(Dataset items)
====
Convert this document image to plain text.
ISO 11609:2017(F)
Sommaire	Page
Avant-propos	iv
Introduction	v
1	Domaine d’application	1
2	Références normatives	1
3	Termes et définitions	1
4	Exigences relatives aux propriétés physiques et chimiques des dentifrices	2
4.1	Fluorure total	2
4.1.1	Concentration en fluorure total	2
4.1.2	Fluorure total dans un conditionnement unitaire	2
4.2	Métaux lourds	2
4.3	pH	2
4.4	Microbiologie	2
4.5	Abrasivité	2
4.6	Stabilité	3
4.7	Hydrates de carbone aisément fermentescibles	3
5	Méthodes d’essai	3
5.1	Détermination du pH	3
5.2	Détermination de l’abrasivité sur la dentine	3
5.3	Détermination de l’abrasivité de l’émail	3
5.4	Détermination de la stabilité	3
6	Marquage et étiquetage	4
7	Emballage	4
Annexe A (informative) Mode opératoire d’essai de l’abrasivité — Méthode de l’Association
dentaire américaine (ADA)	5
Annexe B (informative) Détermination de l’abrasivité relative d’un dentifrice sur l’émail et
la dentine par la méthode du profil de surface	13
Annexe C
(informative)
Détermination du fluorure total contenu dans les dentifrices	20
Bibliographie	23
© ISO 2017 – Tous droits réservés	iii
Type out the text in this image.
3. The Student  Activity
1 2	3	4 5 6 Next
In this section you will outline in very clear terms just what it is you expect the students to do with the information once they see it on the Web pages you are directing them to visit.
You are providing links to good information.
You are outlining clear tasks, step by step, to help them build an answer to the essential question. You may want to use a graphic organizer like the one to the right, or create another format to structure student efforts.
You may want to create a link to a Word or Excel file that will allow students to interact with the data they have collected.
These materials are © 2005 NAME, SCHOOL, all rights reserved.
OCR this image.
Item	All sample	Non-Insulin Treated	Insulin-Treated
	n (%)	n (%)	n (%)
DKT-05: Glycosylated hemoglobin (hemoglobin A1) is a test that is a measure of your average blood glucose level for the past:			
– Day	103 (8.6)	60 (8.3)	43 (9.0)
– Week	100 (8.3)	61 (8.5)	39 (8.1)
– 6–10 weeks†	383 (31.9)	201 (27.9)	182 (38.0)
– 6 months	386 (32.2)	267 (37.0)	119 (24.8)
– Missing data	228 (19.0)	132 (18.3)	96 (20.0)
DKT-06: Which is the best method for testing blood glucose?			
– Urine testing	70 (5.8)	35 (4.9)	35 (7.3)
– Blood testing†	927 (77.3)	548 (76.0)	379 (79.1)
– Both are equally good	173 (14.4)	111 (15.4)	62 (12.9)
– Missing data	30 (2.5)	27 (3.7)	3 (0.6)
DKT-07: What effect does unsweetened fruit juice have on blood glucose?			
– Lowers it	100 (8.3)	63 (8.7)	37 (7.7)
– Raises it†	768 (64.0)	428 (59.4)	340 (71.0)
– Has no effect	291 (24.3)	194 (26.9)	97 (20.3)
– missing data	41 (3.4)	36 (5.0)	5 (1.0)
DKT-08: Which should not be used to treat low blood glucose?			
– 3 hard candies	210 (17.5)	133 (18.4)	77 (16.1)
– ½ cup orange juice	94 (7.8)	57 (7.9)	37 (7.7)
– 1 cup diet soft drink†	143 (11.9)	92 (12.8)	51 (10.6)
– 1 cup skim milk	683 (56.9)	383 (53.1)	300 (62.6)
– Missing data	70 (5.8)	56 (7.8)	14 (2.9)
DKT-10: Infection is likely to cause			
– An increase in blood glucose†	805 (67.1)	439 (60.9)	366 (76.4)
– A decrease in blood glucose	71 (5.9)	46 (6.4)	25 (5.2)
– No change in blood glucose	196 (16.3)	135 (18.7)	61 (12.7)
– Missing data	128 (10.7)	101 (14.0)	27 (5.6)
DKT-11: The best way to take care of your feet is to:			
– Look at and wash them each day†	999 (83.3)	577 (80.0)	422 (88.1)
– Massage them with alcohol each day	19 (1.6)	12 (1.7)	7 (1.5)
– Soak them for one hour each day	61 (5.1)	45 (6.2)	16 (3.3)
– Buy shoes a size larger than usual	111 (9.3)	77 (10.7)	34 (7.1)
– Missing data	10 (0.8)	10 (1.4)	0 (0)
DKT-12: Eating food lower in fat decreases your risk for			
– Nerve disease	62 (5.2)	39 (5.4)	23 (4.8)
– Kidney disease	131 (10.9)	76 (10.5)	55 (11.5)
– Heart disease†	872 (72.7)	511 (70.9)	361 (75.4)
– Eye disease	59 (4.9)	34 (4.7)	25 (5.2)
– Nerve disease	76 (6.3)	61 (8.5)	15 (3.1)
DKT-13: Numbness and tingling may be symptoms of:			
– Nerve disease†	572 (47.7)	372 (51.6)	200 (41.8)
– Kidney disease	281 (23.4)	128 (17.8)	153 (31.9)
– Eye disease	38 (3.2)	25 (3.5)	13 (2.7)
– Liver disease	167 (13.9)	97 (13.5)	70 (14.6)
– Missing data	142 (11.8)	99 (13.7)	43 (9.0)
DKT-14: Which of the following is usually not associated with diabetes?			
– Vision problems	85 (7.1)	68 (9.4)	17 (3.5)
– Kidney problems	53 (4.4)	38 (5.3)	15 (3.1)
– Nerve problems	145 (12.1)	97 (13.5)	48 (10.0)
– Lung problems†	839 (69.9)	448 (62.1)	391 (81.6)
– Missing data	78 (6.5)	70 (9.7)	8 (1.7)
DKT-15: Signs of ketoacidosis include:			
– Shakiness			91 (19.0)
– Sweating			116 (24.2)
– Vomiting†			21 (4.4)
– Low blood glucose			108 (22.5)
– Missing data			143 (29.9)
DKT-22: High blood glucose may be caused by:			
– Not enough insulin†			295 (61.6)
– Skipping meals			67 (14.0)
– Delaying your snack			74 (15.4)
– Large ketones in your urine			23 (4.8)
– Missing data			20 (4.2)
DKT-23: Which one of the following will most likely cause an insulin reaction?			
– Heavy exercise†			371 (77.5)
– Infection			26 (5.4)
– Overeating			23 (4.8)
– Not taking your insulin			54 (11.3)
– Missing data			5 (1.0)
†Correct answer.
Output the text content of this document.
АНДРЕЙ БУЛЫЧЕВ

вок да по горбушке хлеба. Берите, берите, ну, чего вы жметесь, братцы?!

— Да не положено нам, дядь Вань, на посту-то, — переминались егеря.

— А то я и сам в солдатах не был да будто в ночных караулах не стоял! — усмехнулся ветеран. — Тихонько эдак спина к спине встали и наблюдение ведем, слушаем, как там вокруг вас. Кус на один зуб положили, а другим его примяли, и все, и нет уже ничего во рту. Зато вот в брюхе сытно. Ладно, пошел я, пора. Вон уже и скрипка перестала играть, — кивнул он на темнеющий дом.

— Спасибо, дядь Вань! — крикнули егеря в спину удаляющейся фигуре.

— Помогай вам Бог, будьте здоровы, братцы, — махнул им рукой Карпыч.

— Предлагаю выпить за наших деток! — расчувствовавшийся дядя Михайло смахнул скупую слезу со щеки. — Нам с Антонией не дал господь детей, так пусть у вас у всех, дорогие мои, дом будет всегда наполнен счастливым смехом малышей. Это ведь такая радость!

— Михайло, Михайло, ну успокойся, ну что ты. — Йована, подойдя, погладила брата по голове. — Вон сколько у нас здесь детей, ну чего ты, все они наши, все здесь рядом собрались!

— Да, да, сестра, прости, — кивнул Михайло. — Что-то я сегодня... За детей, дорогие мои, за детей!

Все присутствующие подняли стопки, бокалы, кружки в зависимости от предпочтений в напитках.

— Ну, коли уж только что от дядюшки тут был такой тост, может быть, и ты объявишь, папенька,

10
====
Problem to solve -> Copy out all of the records shown above exactly.

Solved problem ->
Convert this document image to plain text.
ISO 11609:2017(F)
Sommaire	Page
Avant-propos	iv
Introduction	v
1	Domaine d’application	1
2	Références normatives	1
3	Termes et définitions	1
4	Exigences relatives aux propriétés physiques et chimiques des dentifrices	2
4.1	Fluorure total	2
4.1.1	Concentration en fluorure total	2
4.1.2	Fluorure total dans un conditionnement unitaire	2
4.2	Métaux lourds	2
4.3	pH	2
4.4	Microbiologie	2
4.5	Abrasivité	2
4.6	Stabilité	3
4.7	Hydrates de carbone aisément fermentescibles	3
5	Méthodes d’essai	3
5.1	Détermination du pH	3
5.2	Détermination de l’abrasivité sur la dentine	3
5.3	Détermination de l’abrasivité de l’émail	3
5.4	Détermination de la stabilité	3
6	Marquage et étiquetage	4
7	Emballage	4
Annexe A (informative) Mode opératoire d’essai de l’abrasivité — Méthode de l’Association
dentaire américaine (ADA)	5
Annexe B (informative) Détermination de l’abrasivité relative d’un dentifrice sur l’émail et
la dentine par la méthode du profil de surface	13
Annexe C
(informative)
Détermination du fluorure total contenu dans les dentifrices	20
Bibliographie	23
© ISO 2017 – Tous droits réservés	iii
Type out the text in this image.
3. The Student  Activity
1 2	3	4 5 6 Next
In this section you will outline in very clear terms just what it is you expect the students to do with the information once they see it on the Web pages you are directing them to visit.
You are providing links to good information.
You are outlining clear tasks, step by step, to help them build an answer to the essential question. You may want to use a graphic organizer like the one to the right, or create another format to structure student efforts.
You may want to create a link to a Word or Excel file that will allow students to interact with the data they have collected.
These materials are © 2005 NAME, SCHOOL, all rights reserved.
OCR this image.
Item	All sample	Non-Insulin Treated	Insulin-Treated
	n (%)	n (%)	n (%)
DKT-05: Glycosylated hemoglobin (hemoglobin A1) is a test that is a measure of your average blood glucose level for the past:			
– Day	103 (8.6)	60 (8.3)	43 (9.0)
– Week	100 (8.3)	61 (8.5)	39 (8.1)
– 6–10 weeks†	383 (31.9)	201 (27.9)	182 (38.0)
– 6 months	386 (32.2)	267 (37.0)	119 (24.8)
– Missing data	228 (19.0)	132 (18.3)	96 (20.0)
DKT-06: Which is the best method for testing blood glucose?			
– Urine testing	70 (5.8)	35 (4.9)	35 (7.3)
– Blood testing†	927 (77.3)	548 (76.0)	379 (79.1)
– Both are equally good	173 (14.4)	111 (15.4)	62 (12.9)
– Missing data	30 (2.5)	27 (3.7)	3 (0.6)
DKT-07: What effect does unsweetened fruit juice have on blood glucose?			
– Lowers it	100 (8.3)	63 (8.7)	37 (7.7)
– Raises it†	768 (64.0)	428 (59.4)	340 (71.0)
– Has no effect	291 (24.3)	194 (26.9)	97 (20.3)
– missing data	41 (3.4)	36 (5.0)	5 (1.0)
DKT-08: Which should not be used to treat low blood glucose?			
– 3 hard candies	210 (17.5)	133 (18.4)	77 (16.1)
– ½ cup orange juice	94 (7.8)	57 (7.9)	37 (7.7)
– 1 cup diet soft drink†	143 (11.9)	92 (12.8)	51 (10.6)
– 1 cup skim milk	683 (56.9)	383 (53.1)	300 (62.6)
– Missing data	70 (5.8)	56 (7.8)	14 (2.9)
DKT-10: Infection is likely to cause			
– An increase in blood glucose†	805 (67.1)	439 (60.9)	366 (76.4)
– A decrease in blood glucose	71 (5.9)	46 (6.4)	25 (5.2)
– No change in blood glucose	196 (16.3)	135 (18.7)	61 (12.7)
– Missing data	128 (10.7)	101 (14.0)	27 (5.6)
DKT-11: The best way to take care of your feet is to:			
– Look at and wash them each day†	999 (83.3)	577 (80.0)	422 (88.1)
– Massage them with alcohol each day	19 (1.6)	12 (1.7)	7 (1.5)
– Soak them for one hour each day	61 (5.1)	45 (6.2)	16 (3.3)
– Buy shoes a size larger than usual	111 (9.3)	77 (10.7)	34 (7.1)
– Missing data	10 (0.8)	10 (1.4)	0 (0)
DKT-12: Eating food lower in fat decreases your risk for			
– Nerve disease	62 (5.2)	39 (5.4)	23 (4.8)
– Kidney disease	131 (10.9)	76 (10.5)	55 (11.5)
– Heart disease†	872 (72.7)	511 (70.9)	361 (75.4)
– Eye disease	59 (4.9)	34 (4.7)	25 (5.2)
– Nerve disease	76 (6.3)	61 (8.5)	15 (3.1)
DKT-13: Numbness and tingling may be symptoms of:			
– Nerve disease†	572 (47.7)	372 (51.6)	200 (41.8)
– Kidney disease	281 (23.4)	128 (17.8)	153 (31.9)
– Eye disease	38 (3.2)	25 (3.5)	13 (2.7)
– Liver disease	167 (13.9)	97 (13.5)	70 (14.6)
– Missing data	142 (11.8)	99 (13.7)	43 (9.0)
DKT-14: Which of the following is usually not associated with diabetes?			
– Vision problems	85 (7.1)	68 (9.4)	17 (3.5)
– Kidney problems	53 (4.4)	38 (5.3)	15 (3.1)
– Nerve problems	145 (12.1)	97 (13.5)	48 (10.0)
– Lung problems†	839 (69.9)	448 (62.1)	391 (81.6)
– Missing data	78 (6.5)	70 (9.7)	8 (1.7)
DKT-15: Signs of ketoacidosis include:			
– Shakiness			91 (19.0)
– Sweating			116 (24.2)
– Vomiting†			21 (4.4)
– Low blood glucose			108 (22.5)
– Missing data			143 (29.9)
DKT-22: High blood glucose may be caused by:			
– Not enough insulin†			295 (61.6)
– Skipping meals			67 (14.0)
– Delaying your snack			74 (15.4)
– Large ketones in your urine			23 (4.8)
– Missing data			20 (4.2)
DKT-23: Which one of the following will most likely cause an insulin reaction?			
– Heavy exercise†			371 (77.5)
– Infection			26 (5.4)
– Overeating			23 (4.8)
– Not taking your insulin			54 (11.3)
– Missing data			5 (1.0)
†Correct answer.
Output the text content of this document.
АНДРЕЙ БУЛЫЧЕВ

вок да по горбушке хлеба. Берите, берите, ну, чего вы жметесь, братцы?!

— Да не положено нам, дядь Вань, на посту-то, — переминались егеря.

— А то я и сам в солдатах не был да будто в ночных караулах не стоял! — усмехнулся ветеран. — Тихонько эдак спина к спине встали и наблюдение ведем, слушаем, как там вокруг вас. Кус на один зуб положили, а другим его примяли, и все, и нет уже ничего во рту. Зато вот в брюхе сытно. Ладно, пошел я, пора. Вон уже и скрипка перестала играть, — кивнул он на темнеющий дом.

— Спасибо, дядь Вань! — крикнули егеря в спину удаляющейся фигуре.

— Помогай вам Бог, будьте здоровы, братцы, — махнул им рукой Карпыч.

— Предлагаю выпить за наших деток! — расчувствовавшийся дядя Михайло смахнул скупую слезу со щеки. — Нам с Антонией не дал господь детей, так пусть у вас у всех, дорогие мои, дом будет всегда наполнен счастливым смехом малышей. Это ведь такая радость!

— Михайло, Михайло, ну успокойся, ну что ты. — Йована, подойдя, погладила брата по голове. — Вон сколько у нас здесь детей, ну чего ты, все они наши, все здесь рядом собрались!

— Да, да, сестра, прости, — кивнул Михайло. — Что-то я сегодня... За детей, дорогие мои, за детей!

Все присутствующие подняли стопки, бокалы, кружки в зависимости от предпочтений в напитках.

— Ну, коли уж только что от дядюшки тут был такой тост, может быть, и ты объявишь, папенька,

10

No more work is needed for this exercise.